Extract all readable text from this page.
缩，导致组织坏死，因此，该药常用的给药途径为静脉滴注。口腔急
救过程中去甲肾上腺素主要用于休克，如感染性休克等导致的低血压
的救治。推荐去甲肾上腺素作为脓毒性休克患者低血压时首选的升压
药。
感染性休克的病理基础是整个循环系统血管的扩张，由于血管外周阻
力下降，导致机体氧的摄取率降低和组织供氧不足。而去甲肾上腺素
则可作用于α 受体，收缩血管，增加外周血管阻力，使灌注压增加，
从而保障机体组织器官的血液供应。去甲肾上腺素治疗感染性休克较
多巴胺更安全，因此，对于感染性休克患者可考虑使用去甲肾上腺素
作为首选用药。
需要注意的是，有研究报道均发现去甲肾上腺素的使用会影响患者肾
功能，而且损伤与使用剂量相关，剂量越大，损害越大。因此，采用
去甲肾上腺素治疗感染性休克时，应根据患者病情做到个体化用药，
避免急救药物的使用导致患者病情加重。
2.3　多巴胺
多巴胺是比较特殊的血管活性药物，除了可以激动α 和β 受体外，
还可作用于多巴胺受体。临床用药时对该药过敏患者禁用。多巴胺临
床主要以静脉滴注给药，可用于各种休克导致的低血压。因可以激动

◆ What this task involves
Retype every record above exactly as it appears.

◆ Task solution
Extract all readable text from this page.
缩，导致组织坏死，因此，该药常用的给药途径为静脉滴注。口腔急
救过程中去甲肾上腺素主要用于休克，如感染性休克等导致的低血压
的救治。推荐去甲肾上腺素作为脓毒性休克患者低血压时首选的升压
药。
感染性休克的病理基础是整个循环系统血管的扩张，由于血管外周阻
力下降，导致机体氧的摄取率降低和组织供氧不足。而去甲肾上腺素
则可作用于α 受体，收缩血管，增加外周血管阻力，使灌注压增加，
从而保障机体组织器官的血液供应。去甲肾上腺素治疗感染性休克较
多巴胺更安全，因此，对于感染性休克患者可考虑使用去甲肾上腺素
作为首选用药。
需要注意的是，有研究报道均发现去甲肾上腺素的使用会影响患者肾
功能，而且损伤与使用剂量相关，剂量越大，损害越大。因此，采用
去甲肾上腺素治疗感染性休克时，应根据患者病情做到个体化用药，
避免急救药物的使用导致患者病情加重。
2.3　多巴胺
多巴胺是比较特殊的血管活性药物，除了可以激动α 和β 受体外，
还可作用于多巴胺受体。临床用药时对该药过敏患者禁用。多巴胺临
床主要以静脉滴注给药，可用于各种休克导致的低血压。因可以激动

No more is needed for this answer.